#### Work to complete
Return every line below as is, leaving out the pictures.

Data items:
-- begin --
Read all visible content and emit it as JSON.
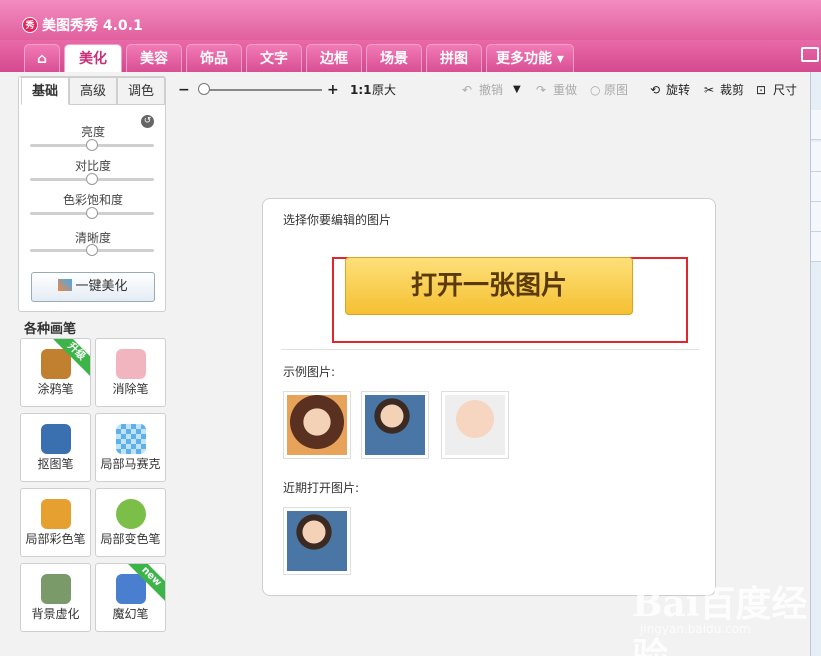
{
  "app": {
    "title": "美图秀秀 4.0.1",
    "logo_text": "秀"
  },
  "tabs": [
    {
      "label": "⌂"
    },
    {
      "label": "美化"
    },
    {
      "label": "美容"
    },
    {
      "label": "饰品"
    },
    {
      "label": "文字"
    },
    {
      "label": "边框"
    },
    {
      "label": "场景"
    },
    {
      "label": "拼图"
    },
    {
      "label": "更多功能 ▾"
    }
  ],
  "subtabs": [
    "基础",
    "高级",
    "调色"
  ],
  "sliders": [
    {
      "label": "亮度",
      "value": 0.5
    },
    {
      "label": "对比度",
      "value": 0.5
    },
    {
      "label": "色彩饱和度",
      "value": 0.5
    },
    {
      "label": "清晰度",
      "value": 0.5
    }
  ],
  "one_key_label": "一键美化",
  "brush_section_title": "各种画笔",
  "brushes": [
    {
      "label": "涂鸦笔",
      "badge": "升级",
      "color": "#c08030"
    },
    {
      "label": "消除笔",
      "badge": "",
      "color": "#f1b5c0"
    },
    {
      "label": "抠图笔",
      "badge": "",
      "color": "#3a6fb0"
    },
    {
      "label": "局部马赛克",
      "badge": "",
      "color": "#5fb0e8"
    },
    {
      "label": "局部彩色笔",
      "badge": "",
      "color": "#e6a030"
    },
    {
      "label": "局部变色笔",
      "badge": "",
      "color": "#7bbf48"
    },
    {
      "label": "背景虚化",
      "badge": "",
      "color": "#7a9a6a"
    },
    {
      "label": "魔幻笔",
      "badge": "new",
      "color": "#4a7fd0"
    }
  ],
  "toolbar": {
    "zoom_out": "−",
    "zoom_in": "+",
    "ratio": "1:1",
    "original_size": "原大",
    "undo": "撤销",
    "redo": "重做",
    "original": "原图",
    "rotate": "旋转",
    "crop": "裁剪",
    "size": "尺寸"
  },
  "open_panel": {
    "choose_title": "选择你要编辑的图片",
    "open_button": "打开一张图片",
    "sample_label": "示例图片:",
    "recent_label": "近期打开图片:"
  },
  "watermark": {
    "main": "Bai百度经验",
    "sub": "jingyan.baidu.com"
  }
}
-- end --
#### Task answer
Read all visible content and emit it as JSON.
{
  "app": {
    "title": "美图秀秀 4.0.1",
    "logo_text": "秀"
  },
  "tabs": [
    {
      "label": "⌂"
    },
    {
      "label": "美化"
    },
    {
      "label": "美容"
    },
    {
      "label": "饰品"
    },
    {
      "label": "文字"
    },
    {
      "label": "边框"
    },
    {
      "label": "场景"
    },
    {
      "label": "拼图"
    },
    {
      "label": "更多功能 ▾"
    }
  ],
  "subtabs": [
    "基础",
    "高级",
    "调色"
  ],
  "sliders": [
    {
      "label": "亮度",
      "value": 0.5
    },
    {
      "label": "对比度",
      "value": 0.5
    },
    {
      "label": "色彩饱和度",
      "value": 0.5
    },
    {
      "label": "清晰度",
      "value": 0.5
    }
  ],
  "one_key_label": "一键美化",
  "brush_section_title": "各种画笔",
  "brushes": [
    {
      "label": "涂鸦笔",
      "badge": "升级",
      "color": "#c08030"
    },
    {
      "label": "消除笔",
      "badge": "",
      "color": "#f1b5c0"
    },
    {
      "label": "抠图笔",
      "badge": "",
      "color": "#3a6fb0"
    },
    {
      "label": "局部马赛克",
      "badge": "",
      "color": "#5fb0e8"
    },
    {
      "label": "局部彩色笔",
      "badge": "",
      "color": "#e6a030"
    },
    {
      "label": "局部变色笔",
      "badge": "",
      "color": "#7bbf48"
    },
    {
      "label": "背景虚化",
      "badge": "",
      "color": "#7a9a6a"
    },
    {
      "label": "魔幻笔",
      "badge": "new",
      "color": "#4a7fd0"
    }
  ],
  "toolbar": {
    "zoom_out": "−",
    "zoom_in": "+",
    "ratio": "1:1",
    "original_size": "原大",
    "undo": "撤销",
    "redo": "重做",
    "original": "原图",
    "rotate": "旋转",
    "crop": "裁剪",
    "size": "尺寸"
  },
  "open_panel": {
    "choose_title": "选择你要编辑的图片",
    "open_button": "打开一张图片",
    "sample_label": "示例图片:",
    "recent_label": "近期打开图片:"
  },
  "watermark": {
    "main": "Bai百度经验",
    "sub": "jingyan.baidu.com"
  }
}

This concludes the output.